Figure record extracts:
------------

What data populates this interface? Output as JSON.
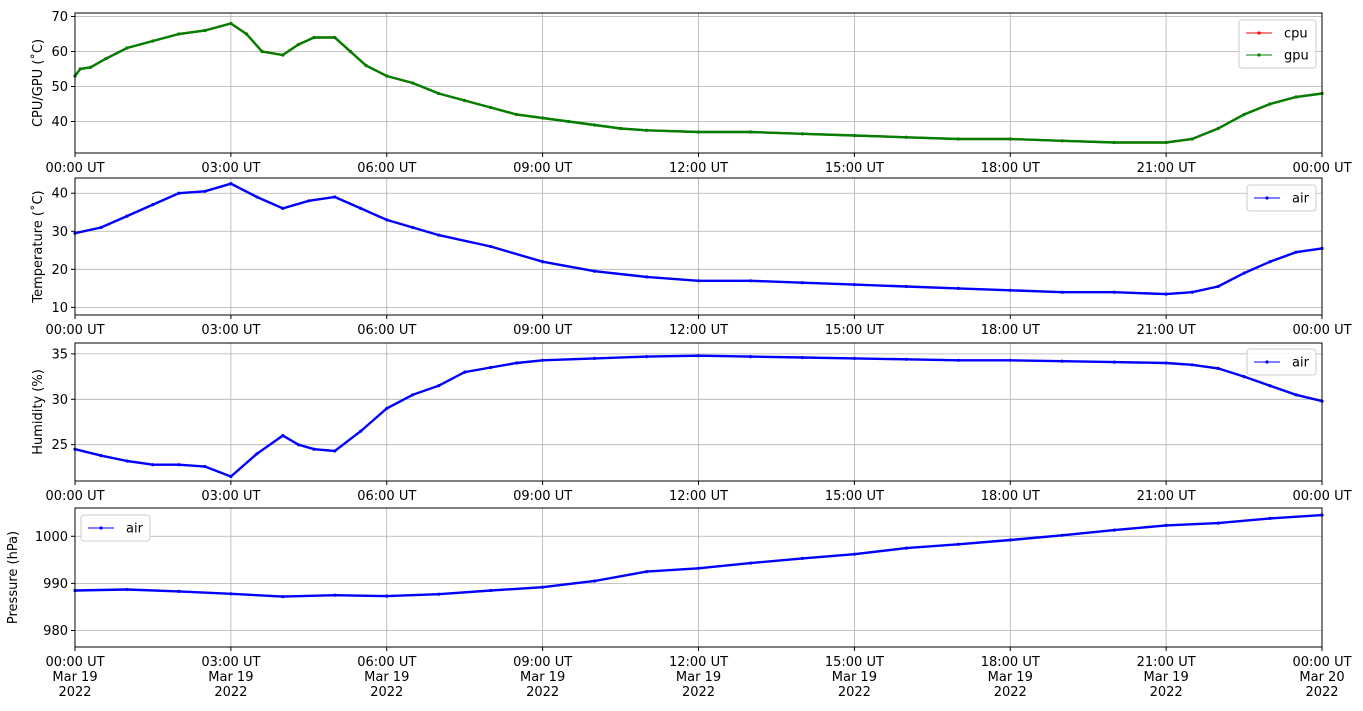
{
  "x_ticks": [
    {
      "line1": "00:00 UT",
      "line2": "Mar 19",
      "line3": "2022"
    },
    {
      "line1": "03:00 UT",
      "line2": "Mar 19",
      "line3": "2022"
    },
    {
      "line1": "06:00 UT",
      "line2": "Mar 19",
      "line3": "2022"
    },
    {
      "line1": "09:00 UT",
      "line2": "Mar 19",
      "line3": "2022"
    },
    {
      "line1": "12:00 UT",
      "line2": "Mar 19",
      "line3": "2022"
    },
    {
      "line1": "15:00 UT",
      "line2": "Mar 19",
      "line3": "2022"
    },
    {
      "line1": "18:00 UT",
      "line2": "Mar 19",
      "line3": "2022"
    },
    {
      "line1": "21:00 UT",
      "line2": "Mar 19",
      "line3": "2022"
    },
    {
      "line1": "00:00 UT",
      "line2": "Mar 20",
      "line3": "2022"
    }
  ],
  "chart_data": [
    {
      "type": "line",
      "ylabel": "CPU/GPU (˚C)",
      "xlim": [
        "2022-03-19 00:00",
        "2022-03-20 00:00"
      ],
      "ylim": [
        31,
        71
      ],
      "yticks": [
        40,
        50,
        60,
        70
      ],
      "grid": true,
      "legend_position": "top-right",
      "x_hours": [
        0,
        0.1,
        0.3,
        0.6,
        1.0,
        1.5,
        2.0,
        2.5,
        3.0,
        3.3,
        3.6,
        4.0,
        4.3,
        4.6,
        5.0,
        5.3,
        5.6,
        6.0,
        6.5,
        7.0,
        7.5,
        8.0,
        8.5,
        9.0,
        9.5,
        10.0,
        10.5,
        11.0,
        12.0,
        13.0,
        14.0,
        15.0,
        16.0,
        17.0,
        18.0,
        19.0,
        20.0,
        21.0,
        21.5,
        22.0,
        22.5,
        23.0,
        23.5,
        24.0
      ],
      "series": [
        {
          "name": "cpu",
          "color": "#ff0000",
          "values": [
            53,
            55,
            55.5,
            58,
            61,
            63,
            65,
            66,
            68,
            65,
            60,
            59,
            62,
            64,
            64,
            60,
            56,
            53,
            51,
            48,
            46,
            44,
            42,
            41,
            40,
            39,
            38,
            37.5,
            37,
            37,
            36.5,
            36,
            35.5,
            35,
            35,
            34.5,
            34,
            34,
            35,
            38,
            42,
            45,
            47,
            48
          ]
        },
        {
          "name": "gpu",
          "color": "#008000",
          "values": [
            53,
            55,
            55.5,
            58,
            61,
            63,
            65,
            66,
            68,
            65,
            60,
            59,
            62,
            64,
            64,
            60,
            56,
            53,
            51,
            48,
            46,
            44,
            42,
            41,
            40,
            39,
            38,
            37.5,
            37,
            37,
            36.5,
            36,
            35.5,
            35,
            35,
            34.5,
            34,
            34,
            35,
            38,
            42,
            45,
            47,
            48
          ]
        }
      ]
    },
    {
      "type": "line",
      "ylabel": "Temperature (˚C)",
      "xlim": [
        "2022-03-19 00:00",
        "2022-03-20 00:00"
      ],
      "ylim": [
        8,
        44
      ],
      "yticks": [
        10,
        20,
        30,
        40
      ],
      "grid": true,
      "legend_position": "top-right",
      "x_hours": [
        0,
        0.5,
        1.0,
        1.5,
        2.0,
        2.5,
        3.0,
        3.5,
        4.0,
        4.5,
        5.0,
        5.5,
        6.0,
        6.5,
        7.0,
        8.0,
        9.0,
        10.0,
        11.0,
        12.0,
        13.0,
        14.0,
        15.0,
        16.0,
        17.0,
        18.0,
        19.0,
        20.0,
        21.0,
        21.5,
        22.0,
        22.5,
        23.0,
        23.5,
        24.0
      ],
      "series": [
        {
          "name": "air",
          "color": "#0000ff",
          "values": [
            29.5,
            31,
            34,
            37,
            40,
            40.5,
            42.5,
            39,
            36,
            38,
            39,
            36,
            33,
            31,
            29,
            26,
            22,
            19.5,
            18,
            17,
            17,
            16.5,
            16,
            15.5,
            15,
            14.5,
            14,
            14,
            13.5,
            14,
            15.5,
            19,
            22,
            24.5,
            25.5
          ]
        }
      ]
    },
    {
      "type": "line",
      "ylabel": "Humidity (%)",
      "xlim": [
        "2022-03-19 00:00",
        "2022-03-20 00:00"
      ],
      "ylim": [
        21,
        36.2
      ],
      "yticks": [
        25,
        30,
        35
      ],
      "grid": true,
      "legend_position": "top-right",
      "x_hours": [
        0,
        0.5,
        1.0,
        1.5,
        2.0,
        2.5,
        3.0,
        3.5,
        4.0,
        4.3,
        4.6,
        5.0,
        5.5,
        6.0,
        6.5,
        7.0,
        7.5,
        8.0,
        8.5,
        9.0,
        10.0,
        11.0,
        12.0,
        13.0,
        14.0,
        15.0,
        16.0,
        17.0,
        18.0,
        19.0,
        20.0,
        21.0,
        21.5,
        22.0,
        22.5,
        23.0,
        23.5,
        24.0
      ],
      "series": [
        {
          "name": "air",
          "color": "#0000ff",
          "values": [
            24.5,
            23.8,
            23.2,
            22.8,
            22.8,
            22.6,
            21.5,
            24,
            26,
            25,
            24.5,
            24.3,
            26.5,
            29,
            30.5,
            31.5,
            33,
            33.5,
            34,
            34.3,
            34.5,
            34.7,
            34.8,
            34.7,
            34.6,
            34.5,
            34.4,
            34.3,
            34.3,
            34.2,
            34.1,
            34,
            33.8,
            33.4,
            32.5,
            31.5,
            30.5,
            29.8
          ]
        }
      ]
    },
    {
      "type": "line",
      "ylabel": "Pressure (hPa)",
      "xlim": [
        "2022-03-19 00:00",
        "2022-03-20 00:00"
      ],
      "ylim": [
        976.5,
        1006
      ],
      "yticks": [
        980,
        990,
        1000
      ],
      "grid": true,
      "legend_position": "top-left",
      "x_hours": [
        0,
        1.0,
        2.0,
        3.0,
        4.0,
        5.0,
        6.0,
        7.0,
        8.0,
        9.0,
        10.0,
        11.0,
        12.0,
        13.0,
        14.0,
        15.0,
        16.0,
        17.0,
        18.0,
        19.0,
        20.0,
        21.0,
        22.0,
        23.0,
        24.0
      ],
      "series": [
        {
          "name": "air",
          "color": "#0000ff",
          "values": [
            988.5,
            988.7,
            988.3,
            987.8,
            987.2,
            987.5,
            987.3,
            987.7,
            988.5,
            989.2,
            990.5,
            992.5,
            993.2,
            994.3,
            995.3,
            996.2,
            997.5,
            998.3,
            999.2,
            1000.2,
            1001.3,
            1002.3,
            1002.8,
            1003.8,
            1004.5
          ]
        }
      ]
    }
  ]
}
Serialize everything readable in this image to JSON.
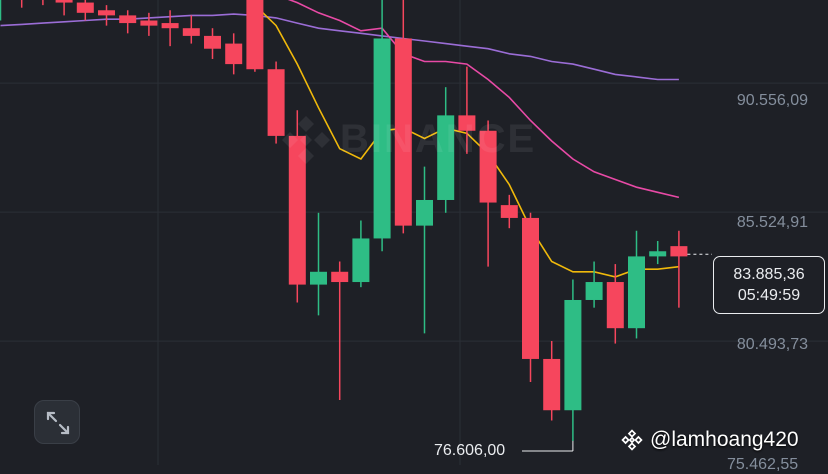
{
  "chart_data": {
    "type": "candlestick",
    "title": "",
    "xlabel": "",
    "ylabel": "",
    "ylim": [
      75664,
      93800
    ],
    "price_axis_labels": [
      "90.556,09",
      "85.524,91",
      "80.493,73",
      "76.606,00"
    ],
    "price_axis_values": [
      90556.09,
      85524.91,
      80493.73,
      76606.0
    ],
    "current_price": "83.885,36",
    "current_price_value": 83885.36,
    "countdown": "05:49:59",
    "low_marker": "76.606,00",
    "low_marker_value": 76606.0,
    "bottom_clipped_label": "75.462,55",
    "colors": {
      "up": "#2ebd85",
      "down": "#f6465d",
      "ma_short": "#f0b90b",
      "ma_mid": "#e84aa6",
      "ma_long": "#9b6dd6",
      "grid": "#2b2f36",
      "background": "#1e2026"
    },
    "candles": [
      {
        "open": 93900,
        "high": 94200,
        "low": 93000,
        "close": 93900
      },
      {
        "open": 93900,
        "high": 94200,
        "low": 93500,
        "close": 93800
      },
      {
        "open": 93900,
        "high": 94000,
        "low": 93600,
        "close": 93800
      },
      {
        "open": 94000,
        "high": 94200,
        "low": 93200,
        "close": 93700
      },
      {
        "open": 93700,
        "high": 94000,
        "low": 93000,
        "close": 93300
      },
      {
        "open": 93400,
        "high": 93600,
        "low": 92800,
        "close": 93200
      },
      {
        "open": 93200,
        "high": 93400,
        "low": 92500,
        "close": 92900
      },
      {
        "open": 93000,
        "high": 93300,
        "low": 92400,
        "close": 92800
      },
      {
        "open": 92900,
        "high": 93400,
        "low": 92000,
        "close": 92700
      },
      {
        "open": 92700,
        "high": 93200,
        "low": 92100,
        "close": 92400
      },
      {
        "open": 92400,
        "high": 92700,
        "low": 91500,
        "close": 91900
      },
      {
        "open": 92100,
        "high": 92500,
        "low": 90900,
        "close": 91300
      },
      {
        "open": 94000,
        "high": 94500,
        "low": 91000,
        "close": 91100
      },
      {
        "open": 91100,
        "high": 91400,
        "low": 88200,
        "close": 88500
      },
      {
        "open": 88500,
        "high": 89500,
        "low": 82000,
        "close": 82700
      },
      {
        "open": 82700,
        "high": 85500,
        "low": 81500,
        "close": 83200
      },
      {
        "open": 83200,
        "high": 83600,
        "low": 78200,
        "close": 82800
      },
      {
        "open": 82800,
        "high": 85200,
        "low": 82600,
        "close": 84500
      },
      {
        "open": 84500,
        "high": 93800,
        "low": 84000,
        "close": 92300
      },
      {
        "open": 92300,
        "high": 93800,
        "low": 84700,
        "close": 85000
      },
      {
        "open": 85000,
        "high": 87300,
        "low": 80800,
        "close": 86000
      },
      {
        "open": 86000,
        "high": 90400,
        "low": 85500,
        "close": 89300
      },
      {
        "open": 89300,
        "high": 91200,
        "low": 87800,
        "close": 88700
      },
      {
        "open": 88700,
        "high": 89100,
        "low": 83400,
        "close": 85900
      },
      {
        "open": 85800,
        "high": 86200,
        "low": 84900,
        "close": 85300
      },
      {
        "open": 85300,
        "high": 85500,
        "low": 78900,
        "close": 79800
      },
      {
        "open": 79800,
        "high": 80500,
        "low": 77400,
        "close": 77800
      },
      {
        "open": 77800,
        "high": 82900,
        "low": 76600,
        "close": 82100
      },
      {
        "open": 82100,
        "high": 83600,
        "low": 81800,
        "close": 82800
      },
      {
        "open": 82800,
        "high": 83500,
        "low": 80400,
        "close": 81000
      },
      {
        "open": 81000,
        "high": 84800,
        "low": 80600,
        "close": 83800
      },
      {
        "open": 83800,
        "high": 84400,
        "low": 83500,
        "close": 84000
      },
      {
        "open": 84200,
        "high": 84800,
        "low": 81800,
        "close": 83800
      }
    ],
    "ma_short": [
      null,
      null,
      null,
      null,
      null,
      null,
      null,
      null,
      null,
      null,
      null,
      null,
      93600,
      92800,
      91300,
      89600,
      88000,
      87600,
      88700,
      88800,
      88400,
      88800,
      88600,
      87800,
      86600,
      84900,
      83600,
      83200,
      83200,
      83000,
      83300,
      83300,
      83400
    ],
    "ma_mid": [
      null,
      null,
      null,
      null,
      null,
      null,
      null,
      null,
      null,
      null,
      null,
      null,
      null,
      94000,
      93700,
      93300,
      93000,
      92600,
      92700,
      91700,
      91400,
      91400,
      91300,
      90700,
      90000,
      89100,
      88300,
      87600,
      87100,
      86800,
      86500,
      86300,
      86100
    ],
    "ma_long": [
      92800,
      92850,
      92900,
      92950,
      93000,
      93050,
      93050,
      93100,
      93150,
      93200,
      93200,
      93250,
      93200,
      93100,
      92900,
      92700,
      92600,
      92500,
      92400,
      92300,
      92200,
      92100,
      92000,
      91900,
      91700,
      91600,
      91400,
      91300,
      91100,
      90900,
      90800,
      90700,
      90700
    ]
  },
  "watermark": "BINANCE",
  "user_tag": "@lamhoang420",
  "icons": {
    "expand": "expand-icon",
    "logo": "binance-logo-icon"
  }
}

------------

Search the records for the string "JSON" and return every line in which it occurs.

### ANSWER FOR THIS EXERCISE
What data populates this interface? Output as JSON.
Serialize everything readable in this image to JSON.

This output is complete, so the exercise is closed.